-- BEGIN Rows --
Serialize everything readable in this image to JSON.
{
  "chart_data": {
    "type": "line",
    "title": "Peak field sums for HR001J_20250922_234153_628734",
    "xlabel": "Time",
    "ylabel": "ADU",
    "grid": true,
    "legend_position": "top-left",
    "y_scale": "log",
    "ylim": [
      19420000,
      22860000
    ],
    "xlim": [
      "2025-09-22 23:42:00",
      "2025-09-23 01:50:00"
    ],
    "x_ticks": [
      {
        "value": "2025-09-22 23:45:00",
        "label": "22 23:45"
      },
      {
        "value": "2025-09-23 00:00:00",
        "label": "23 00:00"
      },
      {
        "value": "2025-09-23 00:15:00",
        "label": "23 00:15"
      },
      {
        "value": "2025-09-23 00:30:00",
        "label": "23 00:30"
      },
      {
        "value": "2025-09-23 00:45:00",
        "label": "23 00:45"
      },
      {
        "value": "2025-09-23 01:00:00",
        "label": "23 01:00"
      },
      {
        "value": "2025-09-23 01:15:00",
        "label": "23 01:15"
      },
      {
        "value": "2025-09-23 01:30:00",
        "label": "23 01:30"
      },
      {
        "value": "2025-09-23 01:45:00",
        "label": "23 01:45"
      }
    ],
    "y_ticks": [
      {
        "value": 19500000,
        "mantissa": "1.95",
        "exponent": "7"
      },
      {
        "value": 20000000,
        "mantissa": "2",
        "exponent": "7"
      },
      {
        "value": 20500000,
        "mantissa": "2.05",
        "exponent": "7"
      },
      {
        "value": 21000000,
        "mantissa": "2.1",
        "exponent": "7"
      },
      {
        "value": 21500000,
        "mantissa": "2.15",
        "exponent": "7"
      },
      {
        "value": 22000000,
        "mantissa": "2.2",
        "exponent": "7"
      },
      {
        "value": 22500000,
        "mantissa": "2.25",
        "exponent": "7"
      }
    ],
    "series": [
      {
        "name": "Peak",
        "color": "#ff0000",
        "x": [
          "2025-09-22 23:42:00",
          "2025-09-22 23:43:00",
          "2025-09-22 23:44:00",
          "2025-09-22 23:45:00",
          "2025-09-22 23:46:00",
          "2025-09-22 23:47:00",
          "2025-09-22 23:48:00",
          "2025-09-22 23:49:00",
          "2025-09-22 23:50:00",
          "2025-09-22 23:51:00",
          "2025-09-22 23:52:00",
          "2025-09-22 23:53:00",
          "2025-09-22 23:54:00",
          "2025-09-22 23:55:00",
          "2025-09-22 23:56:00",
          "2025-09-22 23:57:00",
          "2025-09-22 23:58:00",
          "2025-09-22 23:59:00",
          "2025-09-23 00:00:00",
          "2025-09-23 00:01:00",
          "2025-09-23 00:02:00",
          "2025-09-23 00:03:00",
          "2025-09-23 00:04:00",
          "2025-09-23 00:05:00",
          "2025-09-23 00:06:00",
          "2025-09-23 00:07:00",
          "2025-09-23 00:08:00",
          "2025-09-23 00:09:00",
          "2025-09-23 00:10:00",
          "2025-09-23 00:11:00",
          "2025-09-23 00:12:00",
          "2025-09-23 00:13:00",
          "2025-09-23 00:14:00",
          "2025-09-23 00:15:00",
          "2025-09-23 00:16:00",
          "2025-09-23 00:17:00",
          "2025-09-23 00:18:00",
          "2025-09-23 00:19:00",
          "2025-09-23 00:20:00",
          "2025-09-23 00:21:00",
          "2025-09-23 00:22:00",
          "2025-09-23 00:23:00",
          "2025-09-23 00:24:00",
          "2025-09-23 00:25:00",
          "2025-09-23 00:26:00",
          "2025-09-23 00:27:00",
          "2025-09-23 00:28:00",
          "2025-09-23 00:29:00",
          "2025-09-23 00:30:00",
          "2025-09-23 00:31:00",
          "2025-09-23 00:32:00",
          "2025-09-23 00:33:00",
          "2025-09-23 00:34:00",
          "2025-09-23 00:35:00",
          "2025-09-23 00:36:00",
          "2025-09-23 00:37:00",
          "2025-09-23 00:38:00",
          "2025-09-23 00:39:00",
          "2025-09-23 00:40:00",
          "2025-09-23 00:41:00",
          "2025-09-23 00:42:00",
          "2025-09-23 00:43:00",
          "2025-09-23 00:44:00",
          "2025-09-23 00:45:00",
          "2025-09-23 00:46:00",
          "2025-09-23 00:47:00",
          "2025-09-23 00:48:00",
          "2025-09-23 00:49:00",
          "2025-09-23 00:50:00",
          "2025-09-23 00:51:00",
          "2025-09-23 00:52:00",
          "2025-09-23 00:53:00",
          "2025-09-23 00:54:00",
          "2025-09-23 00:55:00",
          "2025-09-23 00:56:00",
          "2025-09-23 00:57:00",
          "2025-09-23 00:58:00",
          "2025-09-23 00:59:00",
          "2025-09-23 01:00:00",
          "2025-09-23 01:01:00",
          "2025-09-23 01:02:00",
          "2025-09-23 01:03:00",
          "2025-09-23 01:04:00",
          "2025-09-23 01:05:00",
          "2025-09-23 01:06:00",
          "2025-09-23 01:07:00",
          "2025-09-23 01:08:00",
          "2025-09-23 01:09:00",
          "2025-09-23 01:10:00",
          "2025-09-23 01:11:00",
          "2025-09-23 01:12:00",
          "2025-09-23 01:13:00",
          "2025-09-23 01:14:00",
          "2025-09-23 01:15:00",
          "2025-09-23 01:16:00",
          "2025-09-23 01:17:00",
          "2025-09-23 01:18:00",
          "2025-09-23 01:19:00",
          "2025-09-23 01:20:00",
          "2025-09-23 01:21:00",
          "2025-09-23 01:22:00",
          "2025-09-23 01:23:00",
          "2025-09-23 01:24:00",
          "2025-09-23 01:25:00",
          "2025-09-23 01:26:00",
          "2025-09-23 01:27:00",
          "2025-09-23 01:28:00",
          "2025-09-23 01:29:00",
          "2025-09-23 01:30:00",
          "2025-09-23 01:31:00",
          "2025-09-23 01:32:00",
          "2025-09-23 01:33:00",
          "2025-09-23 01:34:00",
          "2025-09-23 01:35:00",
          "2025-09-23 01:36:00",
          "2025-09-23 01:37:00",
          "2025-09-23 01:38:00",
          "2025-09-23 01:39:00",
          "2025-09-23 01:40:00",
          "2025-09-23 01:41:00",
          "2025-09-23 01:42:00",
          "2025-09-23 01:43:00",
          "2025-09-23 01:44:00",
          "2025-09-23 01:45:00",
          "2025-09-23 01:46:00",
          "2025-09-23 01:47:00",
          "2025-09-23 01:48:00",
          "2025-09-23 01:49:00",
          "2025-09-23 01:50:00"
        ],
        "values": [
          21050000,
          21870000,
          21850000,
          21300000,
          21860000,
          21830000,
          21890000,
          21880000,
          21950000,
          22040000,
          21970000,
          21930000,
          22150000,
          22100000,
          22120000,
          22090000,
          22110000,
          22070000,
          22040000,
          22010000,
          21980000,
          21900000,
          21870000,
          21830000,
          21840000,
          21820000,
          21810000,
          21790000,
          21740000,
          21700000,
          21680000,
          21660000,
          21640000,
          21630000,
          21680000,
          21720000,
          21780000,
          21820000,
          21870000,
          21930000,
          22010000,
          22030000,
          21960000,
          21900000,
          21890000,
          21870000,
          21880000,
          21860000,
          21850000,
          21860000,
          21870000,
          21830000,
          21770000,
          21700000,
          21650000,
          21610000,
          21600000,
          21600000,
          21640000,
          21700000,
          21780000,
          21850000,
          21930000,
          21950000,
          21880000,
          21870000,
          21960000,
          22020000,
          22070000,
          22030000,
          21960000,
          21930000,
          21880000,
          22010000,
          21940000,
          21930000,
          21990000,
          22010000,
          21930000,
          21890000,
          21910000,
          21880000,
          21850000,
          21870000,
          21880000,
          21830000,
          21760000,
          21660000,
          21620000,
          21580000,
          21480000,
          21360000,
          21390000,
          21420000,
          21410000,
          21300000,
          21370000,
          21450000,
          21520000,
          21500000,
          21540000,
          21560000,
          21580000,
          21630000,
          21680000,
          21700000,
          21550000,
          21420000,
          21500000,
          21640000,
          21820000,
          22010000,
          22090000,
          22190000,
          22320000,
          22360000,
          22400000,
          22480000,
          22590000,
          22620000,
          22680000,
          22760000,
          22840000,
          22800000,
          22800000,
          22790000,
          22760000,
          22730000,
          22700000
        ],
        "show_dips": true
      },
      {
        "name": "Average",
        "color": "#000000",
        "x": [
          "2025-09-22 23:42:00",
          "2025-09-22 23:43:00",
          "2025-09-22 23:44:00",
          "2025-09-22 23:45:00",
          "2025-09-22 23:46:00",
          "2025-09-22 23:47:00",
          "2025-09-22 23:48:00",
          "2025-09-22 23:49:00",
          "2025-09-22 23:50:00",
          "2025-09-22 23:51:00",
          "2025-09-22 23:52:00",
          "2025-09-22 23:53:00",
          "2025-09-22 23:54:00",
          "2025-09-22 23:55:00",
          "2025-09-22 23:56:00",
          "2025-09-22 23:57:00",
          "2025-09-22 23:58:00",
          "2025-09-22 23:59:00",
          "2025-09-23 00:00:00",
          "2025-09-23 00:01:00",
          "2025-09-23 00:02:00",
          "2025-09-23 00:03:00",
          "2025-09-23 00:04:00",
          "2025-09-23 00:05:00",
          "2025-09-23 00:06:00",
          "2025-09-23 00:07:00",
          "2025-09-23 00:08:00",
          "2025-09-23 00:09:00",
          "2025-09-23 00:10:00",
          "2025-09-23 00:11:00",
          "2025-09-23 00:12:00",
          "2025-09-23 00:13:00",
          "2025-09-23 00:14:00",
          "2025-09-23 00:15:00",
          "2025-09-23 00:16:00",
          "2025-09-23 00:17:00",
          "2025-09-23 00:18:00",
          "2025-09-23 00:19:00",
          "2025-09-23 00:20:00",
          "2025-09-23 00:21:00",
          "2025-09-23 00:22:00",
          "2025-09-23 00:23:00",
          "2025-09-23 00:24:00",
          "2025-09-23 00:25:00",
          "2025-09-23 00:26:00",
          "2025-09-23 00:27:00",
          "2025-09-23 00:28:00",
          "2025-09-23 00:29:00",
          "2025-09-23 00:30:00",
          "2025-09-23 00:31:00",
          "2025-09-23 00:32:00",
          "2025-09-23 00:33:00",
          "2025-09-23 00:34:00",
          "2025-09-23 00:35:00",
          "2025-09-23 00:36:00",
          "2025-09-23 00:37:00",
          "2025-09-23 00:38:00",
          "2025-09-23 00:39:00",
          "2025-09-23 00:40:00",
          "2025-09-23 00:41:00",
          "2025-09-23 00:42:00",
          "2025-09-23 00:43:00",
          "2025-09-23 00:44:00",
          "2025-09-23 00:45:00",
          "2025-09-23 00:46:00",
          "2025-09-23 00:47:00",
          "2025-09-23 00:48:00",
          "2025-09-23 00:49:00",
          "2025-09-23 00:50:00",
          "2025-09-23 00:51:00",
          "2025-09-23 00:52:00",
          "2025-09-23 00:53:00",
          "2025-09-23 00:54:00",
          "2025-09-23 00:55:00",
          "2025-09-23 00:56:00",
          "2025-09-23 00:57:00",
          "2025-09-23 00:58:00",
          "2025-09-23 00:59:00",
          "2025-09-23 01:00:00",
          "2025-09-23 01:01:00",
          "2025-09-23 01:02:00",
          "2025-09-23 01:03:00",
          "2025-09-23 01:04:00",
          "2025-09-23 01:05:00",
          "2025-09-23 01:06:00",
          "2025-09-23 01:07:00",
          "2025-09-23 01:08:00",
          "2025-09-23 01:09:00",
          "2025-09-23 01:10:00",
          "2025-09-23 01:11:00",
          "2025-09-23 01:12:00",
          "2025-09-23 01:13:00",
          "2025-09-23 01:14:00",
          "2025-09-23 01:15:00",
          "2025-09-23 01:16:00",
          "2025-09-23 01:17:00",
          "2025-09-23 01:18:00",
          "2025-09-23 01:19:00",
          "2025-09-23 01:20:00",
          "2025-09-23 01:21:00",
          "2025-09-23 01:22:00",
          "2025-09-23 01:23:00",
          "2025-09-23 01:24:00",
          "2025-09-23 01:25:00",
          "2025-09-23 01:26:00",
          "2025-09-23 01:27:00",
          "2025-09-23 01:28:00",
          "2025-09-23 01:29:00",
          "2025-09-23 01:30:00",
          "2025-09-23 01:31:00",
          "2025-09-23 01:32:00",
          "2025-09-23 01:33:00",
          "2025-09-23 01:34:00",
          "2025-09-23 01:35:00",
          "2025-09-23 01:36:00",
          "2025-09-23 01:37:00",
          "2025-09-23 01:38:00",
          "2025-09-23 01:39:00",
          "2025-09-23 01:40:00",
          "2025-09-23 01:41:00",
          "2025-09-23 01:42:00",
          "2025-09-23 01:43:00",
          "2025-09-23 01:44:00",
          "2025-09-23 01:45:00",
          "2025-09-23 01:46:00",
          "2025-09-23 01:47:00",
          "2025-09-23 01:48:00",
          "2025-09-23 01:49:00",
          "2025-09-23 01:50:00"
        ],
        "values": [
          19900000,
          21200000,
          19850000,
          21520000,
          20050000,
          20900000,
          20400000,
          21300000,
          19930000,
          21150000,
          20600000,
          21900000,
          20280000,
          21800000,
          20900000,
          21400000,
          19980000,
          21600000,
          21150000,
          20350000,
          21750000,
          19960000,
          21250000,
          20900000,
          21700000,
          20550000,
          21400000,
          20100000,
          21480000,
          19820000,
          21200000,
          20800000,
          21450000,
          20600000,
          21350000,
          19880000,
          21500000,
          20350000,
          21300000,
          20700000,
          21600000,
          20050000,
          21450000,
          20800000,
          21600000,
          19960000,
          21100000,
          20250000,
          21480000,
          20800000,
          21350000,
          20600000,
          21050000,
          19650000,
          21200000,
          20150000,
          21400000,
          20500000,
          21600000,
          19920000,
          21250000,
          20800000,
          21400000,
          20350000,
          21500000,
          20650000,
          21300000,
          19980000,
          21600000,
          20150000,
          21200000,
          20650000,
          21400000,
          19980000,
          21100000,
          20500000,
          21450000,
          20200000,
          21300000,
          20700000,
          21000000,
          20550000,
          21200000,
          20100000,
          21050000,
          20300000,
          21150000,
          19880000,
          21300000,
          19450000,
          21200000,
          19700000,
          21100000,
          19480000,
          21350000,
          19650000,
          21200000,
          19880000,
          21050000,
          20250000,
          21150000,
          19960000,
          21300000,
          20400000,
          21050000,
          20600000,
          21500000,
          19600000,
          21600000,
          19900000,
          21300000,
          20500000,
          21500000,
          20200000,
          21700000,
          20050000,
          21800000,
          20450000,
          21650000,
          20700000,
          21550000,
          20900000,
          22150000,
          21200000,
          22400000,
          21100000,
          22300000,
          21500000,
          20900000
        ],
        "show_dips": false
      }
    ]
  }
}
-- END Rows --
*Task instructions:*
Find each line holding "mantissa". Copy it out.

*Full solution:*
        "mantissa": "1.95",
        "mantissa": "2",
        "mantissa": "2.05",
        "mantissa": "2.1",
        "mantissa": "2.15",
        "mantissa": "2.2",
        "mantissa": "2.25",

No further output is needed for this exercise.